----- The input -----
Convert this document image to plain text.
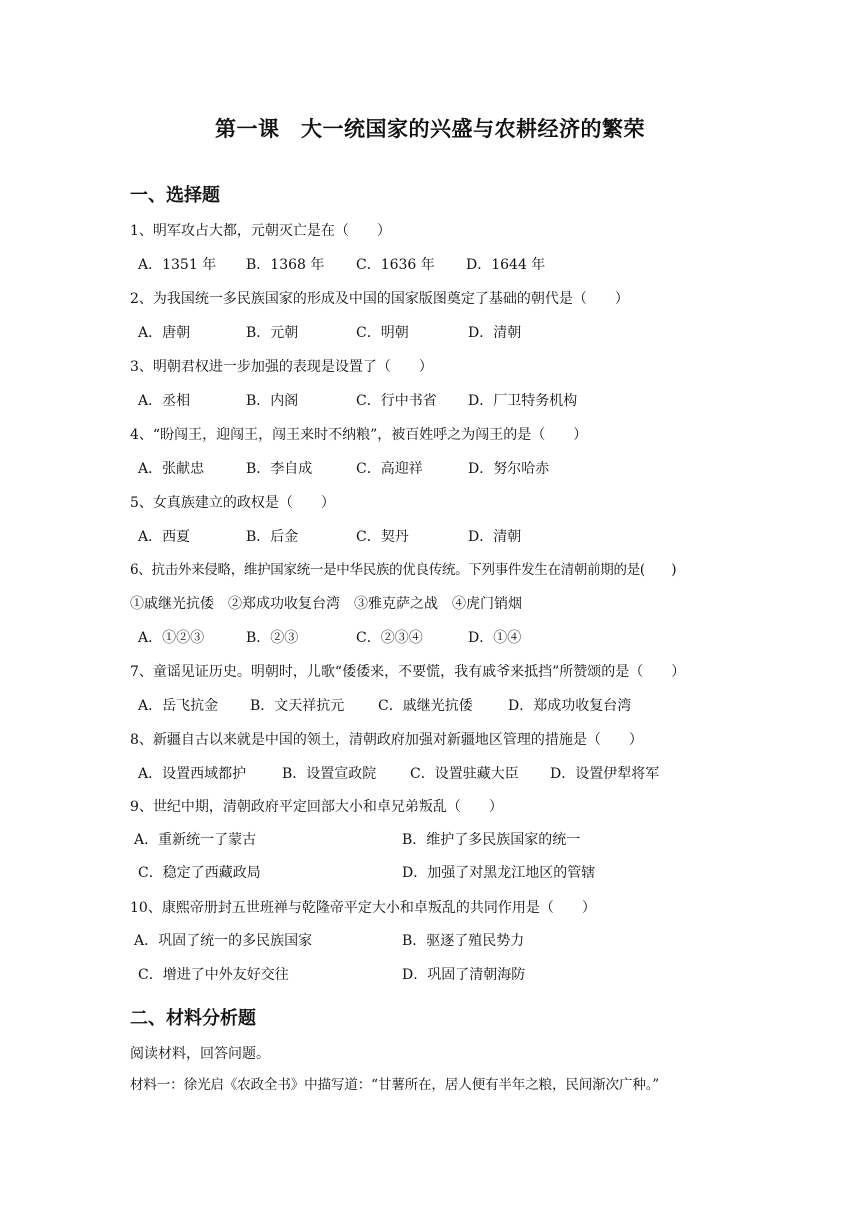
第一课　大一统国家的兴盛与农耕经济的繁荣
一、选择题
1、明军攻占大都，元朝灭亡是在（　　）
A．1351 年 B．1368 年 C．1636 年 D．1644 年
2、为我国统一多民族国家的形成及中国的国家版图奠定了基础的朝代是（　　）
A．唐朝	B．元朝	C．明朝	D．清朝
3、明朝君权进一步加强的表现是设置了（　　）
A．丞相	B．内阁	C．行中书省 D．厂卫特务机构
4、“盼闯王，迎闯王，闯王来时不纳粮”，被百姓呼之为闯王的是（　　）
A．张献忠	B．李自成	C．高迎祥	D．努尔哈赤
5、女真族建立的政权是（　　）
A．西夏	B．后金	C．契丹	D．清朝
6、抗击外来侵略，维护国家统一是中华民族的优良传统。下列事件发生在清朝前期的是(　　)
①戚继光抗倭　②郑成功收复台湾　③雅克萨之战　④虎门销烟
A．①②③	B．②③	C．②③④	D．①④
7、童谣见证历史。明朝时，儿歌“倭倭来，不要慌，我有戚爷来抵挡”所赞颂的是（　　）
A．岳飞抗金 B．文天祥抗元 C．戚继光抗倭	D．郑成功收复台湾
8、新疆自古以来就是中国的领土，清朝政府加强对新疆地区管理的措施是（　　）
A．设置西域都护	B．设置宣政院 C．设置驻藏大臣 D．设置伊犁将军
9、世纪中期，清朝政府平定回部大小和卓兄弟叛乱（　　）
A．重新统一了蒙古	B．维护了多民族国家的统一
C．稳定了西藏政局	D．加强了对黑龙江地区的管辖
10、康熙帝册封五世班禅与乾隆帝平定大小和卓叛乱的共同作用是（　　）
A．巩固了统一的多民族国家	B．驱逐了殖民势力
C．增进了中外友好交往	D．巩固了清朝海防
二、材料分析题
阅读材料，回答问题。
材料一：徐光启《农政全书》中描写道：“甘薯所在，居人便有半年之粮，民间渐次广种。”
-----
Goal.
Quote the data above in full, leaving out the pictures it holds.

Written response.
Convert this document image to plain text.
第一课　大一统国家的兴盛与农耕经济的繁荣
一、选择题
1、明军攻占大都，元朝灭亡是在（　　）
A．1351 年 B．1368 年 C．1636 年 D．1644 年
2、为我国统一多民族国家的形成及中国的国家版图奠定了基础的朝代是（　　）
A．唐朝	B．元朝	C．明朝	D．清朝
3、明朝君权进一步加强的表现是设置了（　　）
A．丞相	B．内阁	C．行中书省 D．厂卫特务机构
4、“盼闯王，迎闯王，闯王来时不纳粮”，被百姓呼之为闯王的是（　　）
A．张献忠	B．李自成	C．高迎祥	D．努尔哈赤
5、女真族建立的政权是（　　）
A．西夏	B．后金	C．契丹	D．清朝
6、抗击外来侵略，维护国家统一是中华民族的优良传统。下列事件发生在清朝前期的是(　　)
①戚继光抗倭　②郑成功收复台湾　③雅克萨之战　④虎门销烟
A．①②③	B．②③	C．②③④	D．①④
7、童谣见证历史。明朝时，儿歌“倭倭来，不要慌，我有戚爷来抵挡”所赞颂的是（　　）
A．岳飞抗金 B．文天祥抗元 C．戚继光抗倭	D．郑成功收复台湾
8、新疆自古以来就是中国的领土，清朝政府加强对新疆地区管理的措施是（　　）
A．设置西域都护	B．设置宣政院 C．设置驻藏大臣 D．设置伊犁将军
9、世纪中期，清朝政府平定回部大小和卓兄弟叛乱（　　）
A．重新统一了蒙古	B．维护了多民族国家的统一
C．稳定了西藏政局	D．加强了对黑龙江地区的管辖
10、康熙帝册封五世班禅与乾隆帝平定大小和卓叛乱的共同作用是（　　）
A．巩固了统一的多民族国家	B．驱逐了殖民势力
C．增进了中外友好交往	D．巩固了清朝海防
二、材料分析题
阅读材料，回答问题。
材料一：徐光启《农政全书》中描写道：“甘薯所在，居人便有半年之粮，民间渐次广种。”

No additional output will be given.